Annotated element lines

((

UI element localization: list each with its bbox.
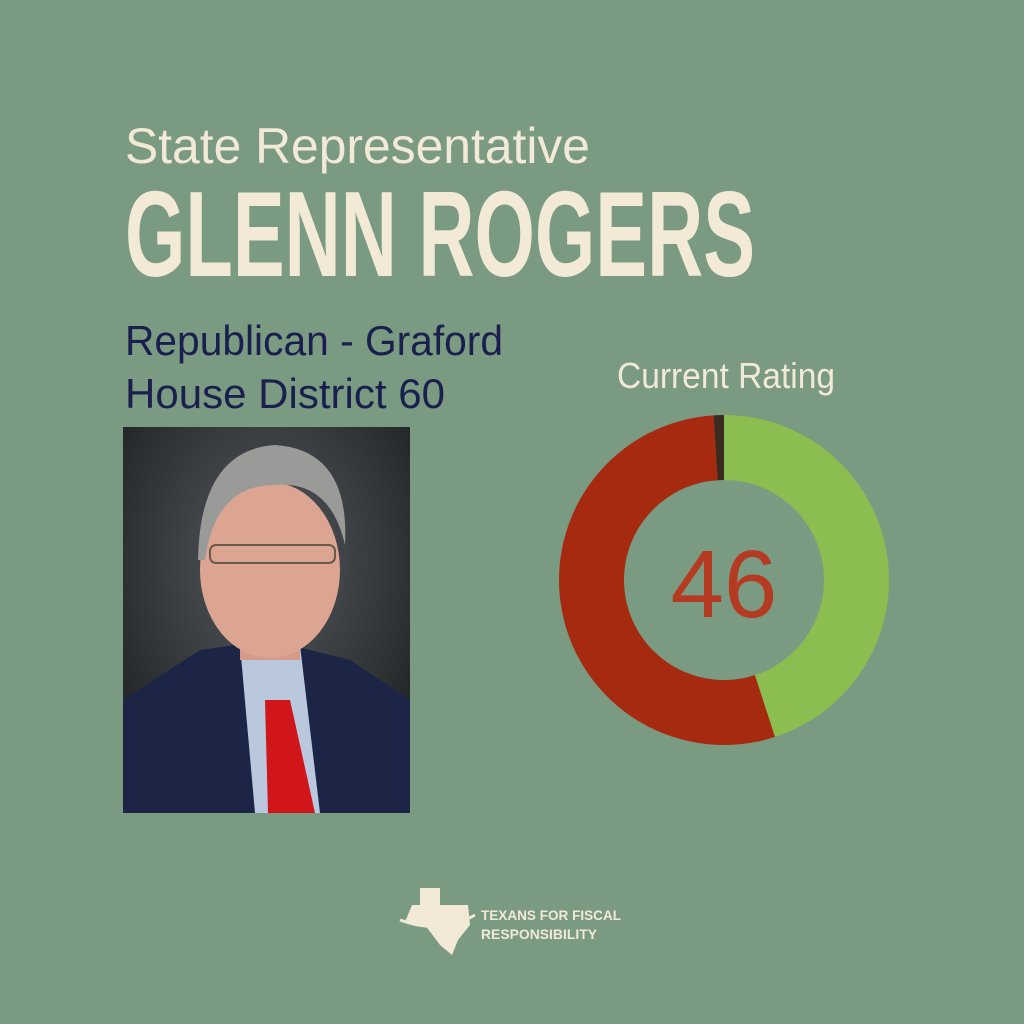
name: GLENN ROGERS (125, 166, 755, 302)
subtitle: State Representative (125, 118, 590, 174)
logo-text: RESPONSIBILITY (481, 926, 598, 942)
portrait (123, 427, 410, 813)
rating-value: 46 (671, 531, 778, 638)
logo-text: TEXANS FOR FISCAL (481, 907, 621, 923)
donut-segment (724, 415, 889, 737)
chart-title: Current Rating (617, 355, 835, 396)
district: House District 60 (125, 370, 445, 417)
donut-segment (559, 415, 775, 745)
donut-segment (713, 415, 724, 481)
logo: TEXANS FOR FISCAL RESPONSIBILITY (399, 888, 621, 955)
party-city: Republican - Graford (125, 317, 503, 364)
donut (559, 415, 889, 745)
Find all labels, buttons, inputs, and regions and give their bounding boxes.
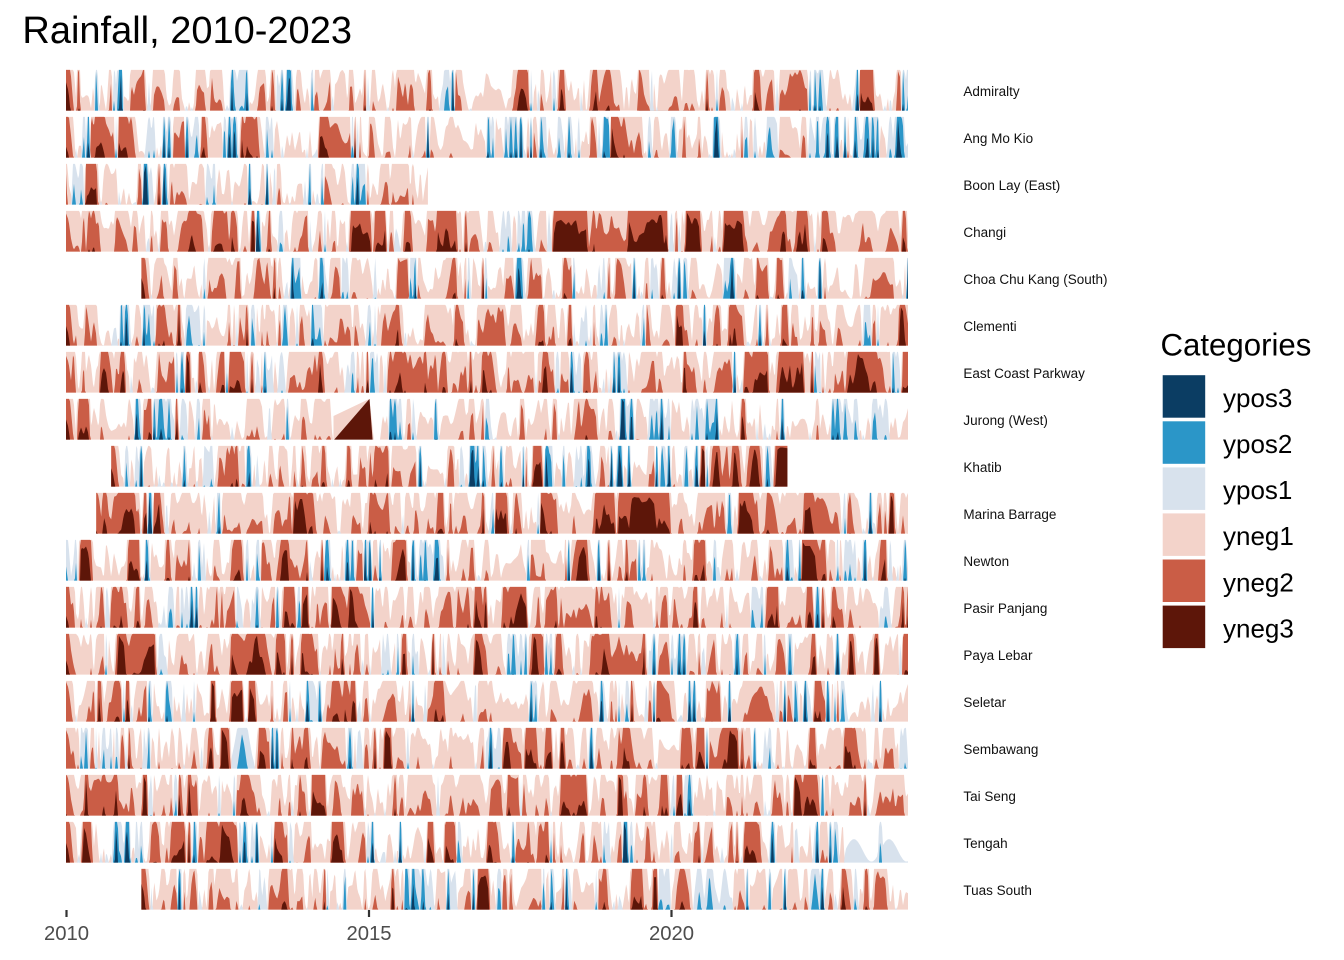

))

• Requirement:
Format the lines above as a numbered list, skipping any blank lines. Leave out the pictures.

• Output of the task:
1. UI element localization: list each with its bbox.
2. name: GLENN ROGERS (125, 166, 755, 302)
3. subtitle: State Representative (125, 118, 590, 174)
4. logo-text: RESPONSIBILITY (481, 926, 598, 942)
5. portrait (123, 427, 410, 813)
6. rating-value: 46 (671, 531, 778, 638)
7. logo-text: TEXANS FOR FISCAL (481, 907, 621, 923)
8. donut-segment (724, 415, 889, 737)
9. chart-title: Current Rating (617, 355, 835, 396)
10. district: House District 60 (125, 370, 445, 417)
11. donut-segment (559, 415, 775, 745)
12. donut-segment (713, 415, 724, 481)
13. logo: TEXANS FOR FISCAL RESPONSIBILITY (399, 888, 621, 955)
14. party-city: Republican - Graford (125, 317, 503, 364)
15. donut (559, 415, 889, 745)
16. Find all labels, buttons, inputs, and regions and give their bounding boxes.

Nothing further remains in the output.